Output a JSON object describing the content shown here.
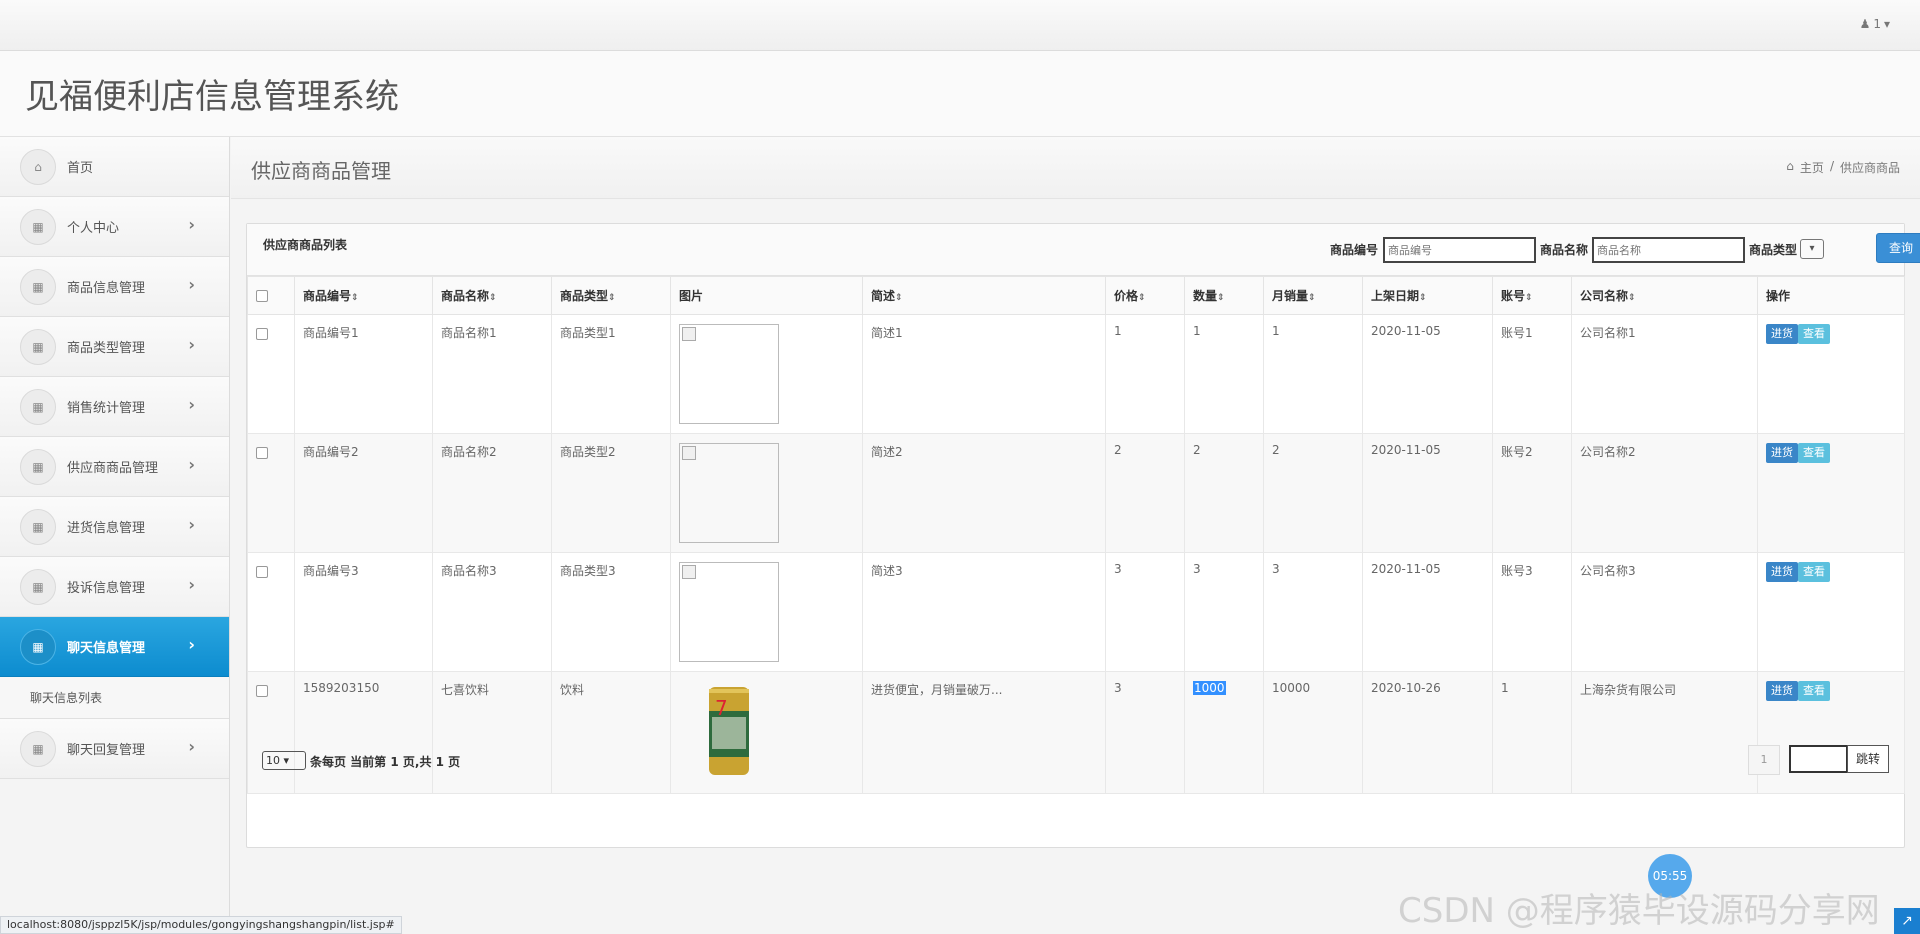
{
  "top": {
    "user": "1"
  },
  "app_title": "见福便利店信息管理系统",
  "sidebar": {
    "items": [
      {
        "label": "首页"
      },
      {
        "label": "个人中心"
      },
      {
        "label": "商品信息管理"
      },
      {
        "label": "商品类型管理"
      },
      {
        "label": "销售统计管理"
      },
      {
        "label": "供应商商品管理"
      },
      {
        "label": "进货信息管理"
      },
      {
        "label": "投诉信息管理"
      },
      {
        "label": "聊天信息管理"
      },
      {
        "label": "聊天回复管理"
      }
    ],
    "sub_item": "聊天信息列表"
  },
  "page": {
    "title": "供应商商品管理",
    "breadcrumb_home": "主页",
    "breadcrumb_sep": "/",
    "breadcrumb_current": "供应商商品"
  },
  "panel": {
    "title": "供应商商品列表",
    "search": {
      "code_label": "商品编号",
      "code_placeholder": "商品编号",
      "name_label": "商品名称",
      "name_placeholder": "商品名称",
      "type_label": "商品类型",
      "query_button": "查询"
    }
  },
  "table": {
    "headers": [
      "商品编号",
      "商品名称",
      "商品类型",
      "图片",
      "简述",
      "价格",
      "数量",
      "月销量",
      "上架日期",
      "账号",
      "公司名称",
      "操作"
    ],
    "rows": [
      [
        "商品编号1",
        "商品名称1",
        "商品类型1",
        "",
        "简述1",
        "1",
        "1",
        "1",
        "2020-11-05",
        "账号1",
        "公司名称1"
      ],
      [
        "商品编号2",
        "商品名称2",
        "商品类型2",
        "",
        "简述2",
        "2",
        "2",
        "2",
        "2020-11-05",
        "账号2",
        "公司名称2"
      ],
      [
        "商品编号3",
        "商品名称3",
        "商品类型3",
        "",
        "简述3",
        "3",
        "3",
        "3",
        "2020-11-05",
        "账号3",
        "公司名称3"
      ],
      [
        "1589203150",
        "七喜饮料",
        "饮料",
        "",
        "进货便宜，月销量破万...",
        "3",
        "1000",
        "10000",
        "2020-10-26",
        "1",
        "上海杂货有限公司"
      ]
    ],
    "action_in": "进货",
    "action_view": "查看"
  },
  "pager": {
    "per_page": "10",
    "info": "条每页 当前第 1 页,共 1 页",
    "page": "1",
    "jump": "跳转"
  },
  "status_url": "localhost:8080/jsppzl5K/jsp/modules/gongyingshangshangpin/list.jsp#",
  "timer": "05:55",
  "watermark": "CSDN @程序猿毕设源码分享网"
}
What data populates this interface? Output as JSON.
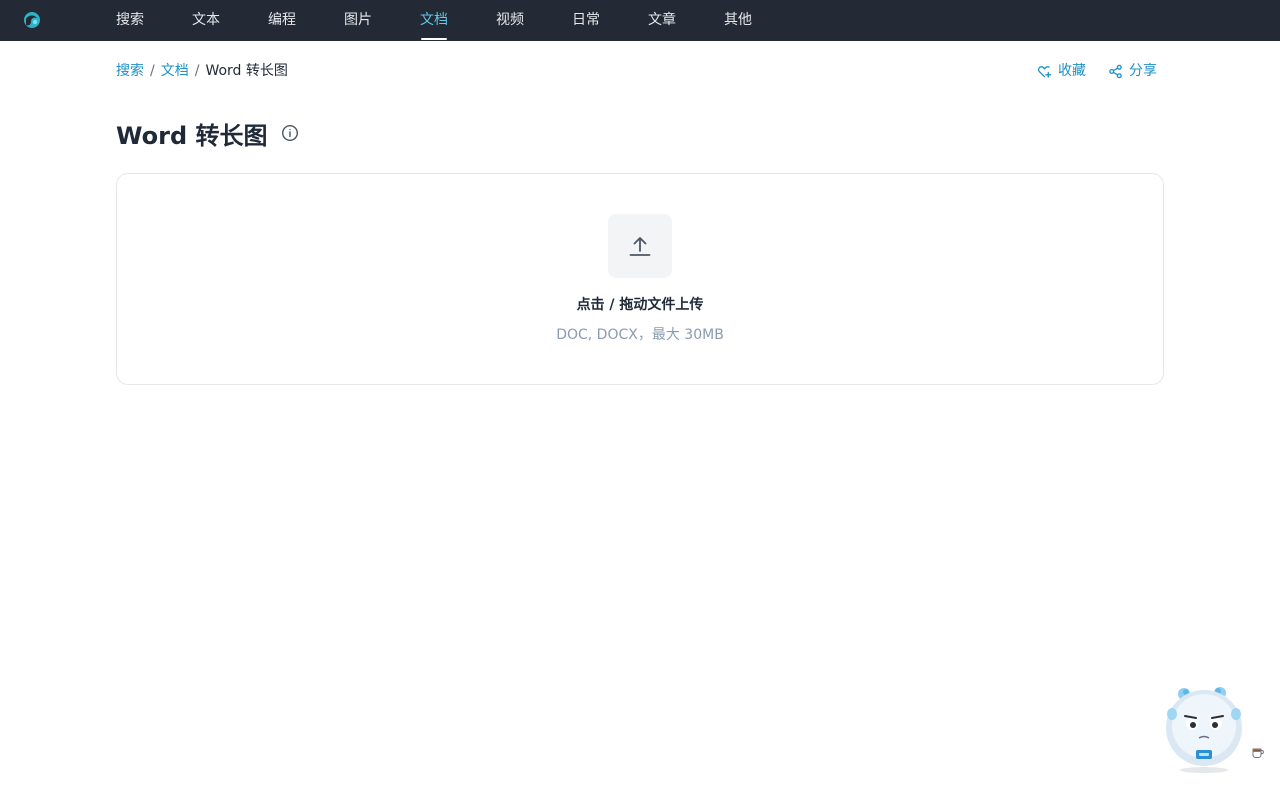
* * * * *
Task description:
Without including any pictures, output all the entries above exactly.

Answer to this task:
Output a JSON object describing the content shown here.
{
  "top": {
    "user": "1"
  },
  "app_title": "见福便利店信息管理系统",
  "sidebar": {
    "items": [
      {
        "label": "首页"
      },
      {
        "label": "个人中心"
      },
      {
        "label": "商品信息管理"
      },
      {
        "label": "商品类型管理"
      },
      {
        "label": "销售统计管理"
      },
      {
        "label": "供应商商品管理"
      },
      {
        "label": "进货信息管理"
      },
      {
        "label": "投诉信息管理"
      },
      {
        "label": "聊天信息管理"
      },
      {
        "label": "聊天回复管理"
      }
    ],
    "sub_item": "聊天信息列表"
  },
  "page": {
    "title": "供应商商品管理",
    "breadcrumb_home": "主页",
    "breadcrumb_sep": "/",
    "breadcrumb_current": "供应商商品"
  },
  "panel": {
    "title": "供应商商品列表",
    "search": {
      "code_label": "商品编号",
      "code_placeholder": "商品编号",
      "name_label": "商品名称",
      "name_placeholder": "商品名称",
      "type_label": "商品类型",
      "query_button": "查询"
    }
  },
  "table": {
    "headers": [
      "商品编号",
      "商品名称",
      "商品类型",
      "图片",
      "简述",
      "价格",
      "数量",
      "月销量",
      "上架日期",
      "账号",
      "公司名称",
      "操作"
    ],
    "rows": [
      [
        "商品编号1",
        "商品名称1",
        "商品类型1",
        "",
        "简述1",
        "1",
        "1",
        "1",
        "2020-11-05",
        "账号1",
        "公司名称1"
      ],
      [
        "商品编号2",
        "商品名称2",
        "商品类型2",
        "",
        "简述2",
        "2",
        "2",
        "2",
        "2020-11-05",
        "账号2",
        "公司名称2"
      ],
      [
        "商品编号3",
        "商品名称3",
        "商品类型3",
        "",
        "简述3",
        "3",
        "3",
        "3",
        "2020-11-05",
        "账号3",
        "公司名称3"
      ],
      [
        "1589203150",
        "七喜饮料",
        "饮料",
        "",
        "进货便宜，月销量破万...",
        "3",
        "1000",
        "10000",
        "2020-10-26",
        "1",
        "上海杂货有限公司"
      ]
    ],
    "action_in": "进货",
    "action_view": "查看"
  },
  "pager": {
    "per_page": "10",
    "info": "条每页 当前第 1 页,共 1 页",
    "page": "1",
    "jump": "跳转"
  },
  "status_url": "localhost:8080/jsppzl5K/jsp/modules/gongyingshangshangpin/list.jsp#",
  "timer": "05:55",
  "watermark": "CSDN @程序猿毕设源码分享网"
}
What data populates this interface? Output as JSON.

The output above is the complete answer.